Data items

◆ ◆ ◆ ◆ ◆

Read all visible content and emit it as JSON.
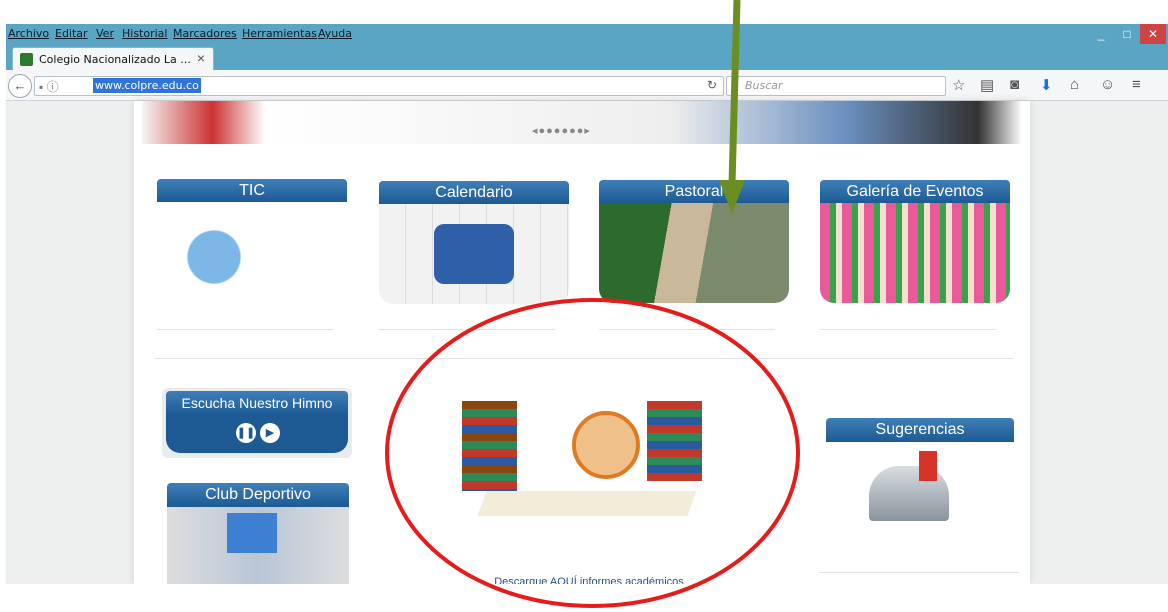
{
  "browser": {
    "menu": [
      "Archivo",
      "Editar",
      "Ver",
      "Historial",
      "Marcadores",
      "Herramientas",
      "Ayuda"
    ],
    "tab_title": "Colegio Nacionalizado La ...",
    "url": "www.colpre.edu.co",
    "search_placeholder": "Buscar",
    "window_controls": [
      "_",
      "□",
      "✕"
    ]
  },
  "cards": [
    {
      "title": "TIC"
    },
    {
      "title": "Calendario"
    },
    {
      "title": "Pastoral"
    },
    {
      "title": "Galería de Eventos"
    }
  ],
  "left_widgets": {
    "anthem_title": "Escucha Nuestro Himno",
    "club_title": "Club Deportivo"
  },
  "center": {
    "download_text": "Descargue AQUÍ informes académicos"
  },
  "right_widgets": {
    "suggestions_title": "Sugerencias"
  },
  "annotation": {
    "circle_color": "#e41c1c",
    "arrow_color": "#6b8e23"
  }
}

◆ ◆ ◆ ◆ ◆

Task to complete
Copy every line above word for word and exclude the pictures.

Response to this exercise
Read all visible content and emit it as JSON.
{
  "browser": {
    "menu": [
      "Archivo",
      "Editar",
      "Ver",
      "Historial",
      "Marcadores",
      "Herramientas",
      "Ayuda"
    ],
    "tab_title": "Colegio Nacionalizado La ...",
    "url": "www.colpre.edu.co",
    "search_placeholder": "Buscar",
    "window_controls": [
      "_",
      "□",
      "✕"
    ]
  },
  "cards": [
    {
      "title": "TIC"
    },
    {
      "title": "Calendario"
    },
    {
      "title": "Pastoral"
    },
    {
      "title": "Galería de Eventos"
    }
  ],
  "left_widgets": {
    "anthem_title": "Escucha Nuestro Himno",
    "club_title": "Club Deportivo"
  },
  "center": {
    "download_text": "Descargue AQUÍ informes académicos"
  },
  "right_widgets": {
    "suggestions_title": "Sugerencias"
  },
  "annotation": {
    "circle_color": "#e41c1c",
    "arrow_color": "#6b8e23"
  }
}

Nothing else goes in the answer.